■ **Direction**
Retype the whole listing verbatim and keep the pictures out of it.

/---

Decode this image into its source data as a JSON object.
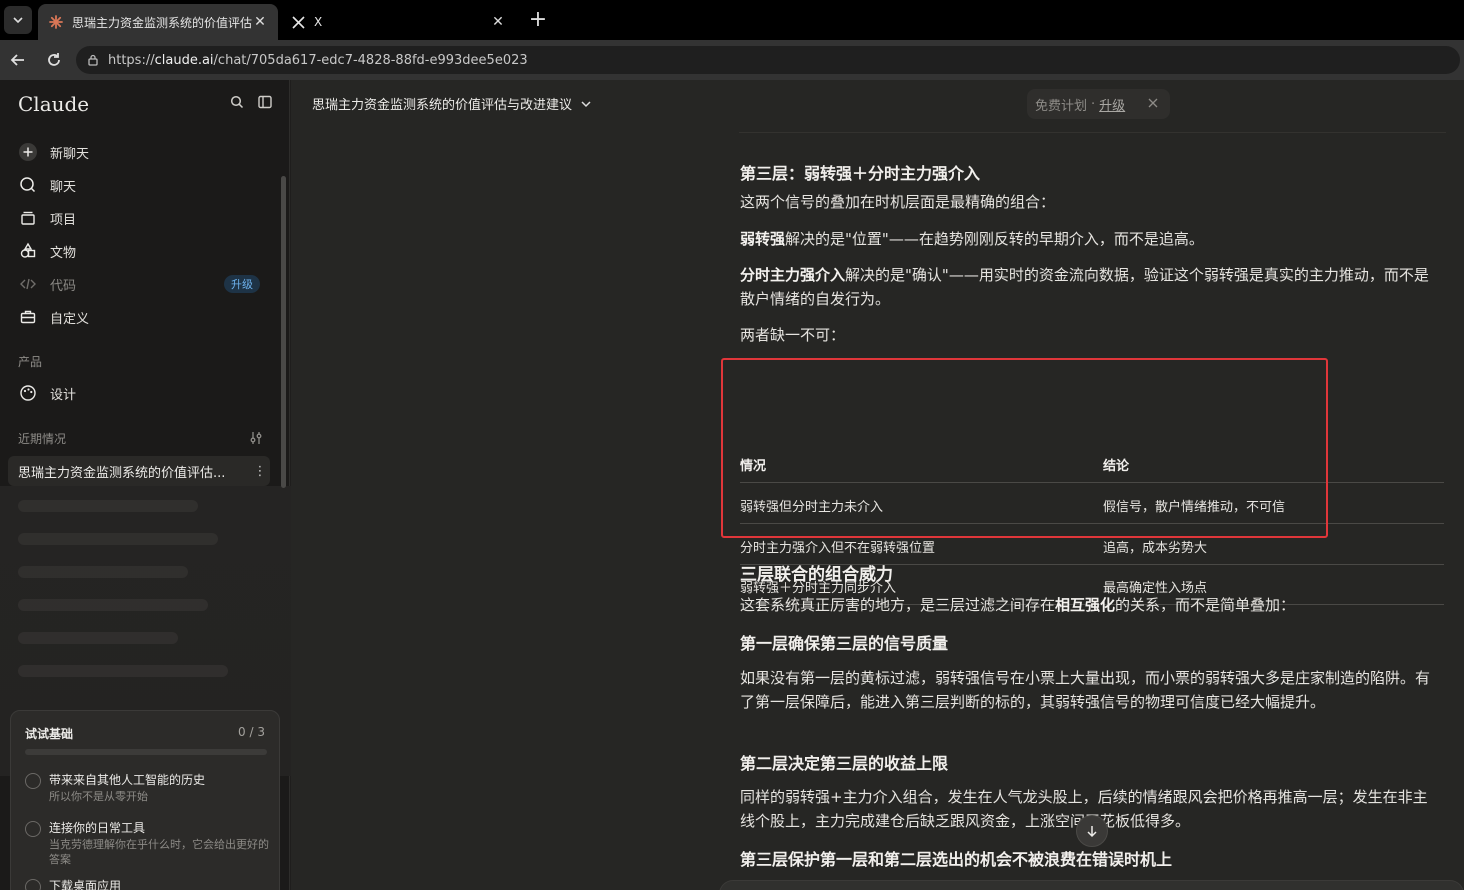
{
  "browser": {
    "tabs": [
      {
        "title": "思瑞主力资金监测系统的价值评估",
        "close": "✕",
        "icon": "claude-logo-icon"
      },
      {
        "title": "X",
        "close": "✕",
        "icon": "x-logo-icon"
      }
    ],
    "new_tab": "+",
    "url_scheme": "https://",
    "url_host": "claude.ai",
    "url_path": "/chat/705da617-edc7-4828-88fd-e993dee5e023"
  },
  "sidebar": {
    "brand": "Claude",
    "nav": [
      {
        "label": "新聊天",
        "icon": "plus-circle-icon"
      },
      {
        "label": "聊天",
        "icon": "chat-bubble-icon"
      },
      {
        "label": "项目",
        "icon": "folder-stack-icon"
      },
      {
        "label": "文物",
        "icon": "shapes-icon"
      },
      {
        "label": "代码",
        "icon": "code-icon",
        "badge": "升级"
      },
      {
        "label": "自定义",
        "icon": "briefcase-icon"
      }
    ],
    "products_label": "产品",
    "products": [
      {
        "label": "设计",
        "icon": "palette-icon"
      }
    ],
    "recents_label": "近期情况",
    "recent_active": "思瑞主力资金监测系统的价值评估...",
    "recent_more": "⋮",
    "try_card": {
      "title": "试试基础",
      "count": "0 / 3",
      "progress": 0,
      "items": [
        {
          "title": "带来来自其他人工智能的历史",
          "desc": "所以你不是从零开始"
        },
        {
          "title": "连接你的日常工具",
          "desc": "当克劳德理解你在乎什么时，它会给出更好的答案"
        },
        {
          "title": "下载桌面应用",
          "desc": ""
        }
      ]
    }
  },
  "header": {
    "chat_title": "思瑞主力资金监测系统的价值评估与改进建议",
    "plan_label": "免费计划",
    "plan_sep": "·",
    "plan_upgrade": "升级"
  },
  "message": {
    "h_layer3": "第三层：弱转强＋分时主力强介入",
    "p1": "这两个信号的叠加在时机层面是最精确的组合：",
    "p2_bold": "弱转强",
    "p2_rest": "解决的是\"位置\"——在趋势刚刚反转的早期介入，而不是追高。",
    "p3_bold": "分时主力强介入",
    "p3_rest": "解决的是\"确认\"——用实时的资金流向数据，验证这个弱转强是真实的主力推动，而不是散户情绪的自发行为。",
    "p4": "两者缺一不可：",
    "table": {
      "headers": [
        "情况",
        "结论"
      ],
      "rows": [
        [
          "弱转强但分时主力未介入",
          "假信号，散户情绪推动，不可信"
        ],
        [
          "分时主力强介入但不在弱转强位置",
          "追高，成本劣势大"
        ],
        [
          "弱转强＋分时主力同步介入",
          "最高确定性入场点"
        ]
      ]
    },
    "h_combo": "三层联合的组合威力",
    "p5_a": "这套系统真正厉害的地方，是三层过滤之间存在",
    "p5_bold": "相互强化",
    "p5_b": "的关系，而不是简单叠加：",
    "h_first": "第一层确保第三层的信号质量",
    "p6": "如果没有第一层的黄标过滤，弱转强信号在小票上大量出现，而小票的弱转强大多是庄家制造的陷阱。有了第一层保障后，能进入第三层判断的标的，其弱转强信号的物理可信度已经大幅提升。",
    "h_second": "第二层决定第三层的收益上限",
    "p7": "同样的弱转强+主力介入组合，发生在人气龙头股上，后续的情绪跟风会把价格再推高一层；发生在非主线个股上，主力完成建仓后缺乏跟风资金，上涨空间天花板低得多。",
    "h_third": "第三层保护第一层和第二层选出的机会不被浪费在错误时机上"
  }
}
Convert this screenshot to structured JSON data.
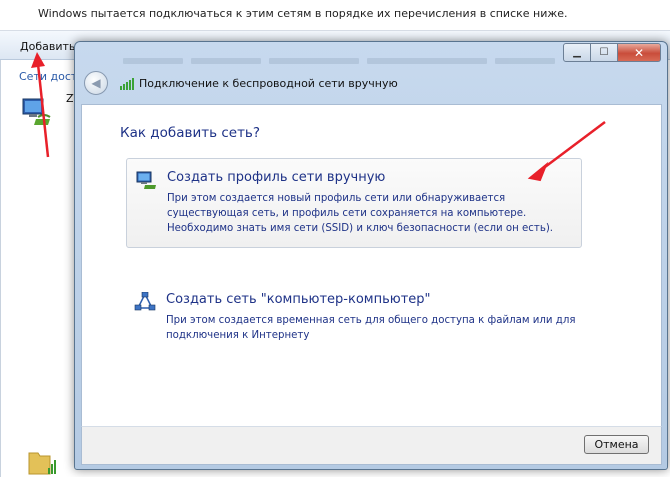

\---

■ **Solution to this exercise**
Decode this image into its source data as a JSON object.
{
  "browser": {
    "tabs": [
      {
        "title": "思瑞主力资金监测系统的价值评估",
        "close": "✕",
        "icon": "claude-logo-icon"
      },
      {
        "title": "X",
        "close": "✕",
        "icon": "x-logo-icon"
      }
    ],
    "new_tab": "+",
    "url_scheme": "https://",
    "url_host": "claude.ai",
    "url_path": "/chat/705da617-edc7-4828-88fd-e993dee5e023"
  },
  "sidebar": {
    "brand": "Claude",
    "nav": [
      {
        "label": "新聊天",
        "icon": "plus-circle-icon"
      },
      {
        "label": "聊天",
        "icon": "chat-bubble-icon"
      },
      {
        "label": "项目",
        "icon": "folder-stack-icon"
      },
      {
        "label": "文物",
        "icon": "shapes-icon"
      },
      {
        "label": "代码",
        "icon": "code-icon",
        "badge": "升级"
      },
      {
        "label": "自定义",
        "icon": "briefcase-icon"
      }
    ],
    "products_label": "产品",
    "products": [
      {
        "label": "设计",
        "icon": "palette-icon"
      }
    ],
    "recents_label": "近期情况",
    "recent_active": "思瑞主力资金监测系统的价值评估...",
    "recent_more": "⋮",
    "try_card": {
      "title": "试试基础",
      "count": "0 / 3",
      "progress": 0,
      "items": [
        {
          "title": "带来来自其他人工智能的历史",
          "desc": "所以你不是从零开始"
        },
        {
          "title": "连接你的日常工具",
          "desc": "当克劳德理解你在乎什么时，它会给出更好的答案"
        },
        {
          "title": "下载桌面应用",
          "desc": ""
        }
      ]
    }
  },
  "header": {
    "chat_title": "思瑞主力资金监测系统的价值评估与改进建议",
    "plan_label": "免费计划",
    "plan_sep": "·",
    "plan_upgrade": "升级"
  },
  "message": {
    "h_layer3": "第三层：弱转强＋分时主力强介入",
    "p1": "这两个信号的叠加在时机层面是最精确的组合：",
    "p2_bold": "弱转强",
    "p2_rest": "解决的是\"位置\"——在趋势刚刚反转的早期介入，而不是追高。",
    "p3_bold": "分时主力强介入",
    "p3_rest": "解决的是\"确认\"——用实时的资金流向数据，验证这个弱转强是真实的主力推动，而不是散户情绪的自发行为。",
    "p4": "两者缺一不可：",
    "table": {
      "headers": [
        "情况",
        "结论"
      ],
      "rows": [
        [
          "弱转强但分时主力未介入",
          "假信号，散户情绪推动，不可信"
        ],
        [
          "分时主力强介入但不在弱转强位置",
          "追高，成本劣势大"
        ],
        [
          "弱转强＋分时主力同步介入",
          "最高确定性入场点"
        ]
      ]
    },
    "h_combo": "三层联合的组合威力",
    "p5_a": "这套系统真正厉害的地方，是三层过滤之间存在",
    "p5_bold": "相互强化",
    "p5_b": "的关系，而不是简单叠加：",
    "h_first": "第一层确保第三层的信号质量",
    "p6": "如果没有第一层的黄标过滤，弱转强信号在小票上大量出现，而小票的弱转强大多是庄家制造的陷阱。有了第一层保障后，能进入第三层判断的标的，其弱转强信号的物理可信度已经大幅提升。",
    "h_second": "第二层决定第三层的收益上限",
    "p7": "同样的弱转强+主力介入组合，发生在人气龙头股上，后续的情绪跟风会把价格再推高一层；发生在非主线个股上，主力完成建仓后缺乏跟风资金，上涨空间天花板低得多。",
    "h_third": "第三层保护第一层和第二层选出的机会不被浪费在错误时机上"
  }
}
Convert this screenshot to structured JSON data.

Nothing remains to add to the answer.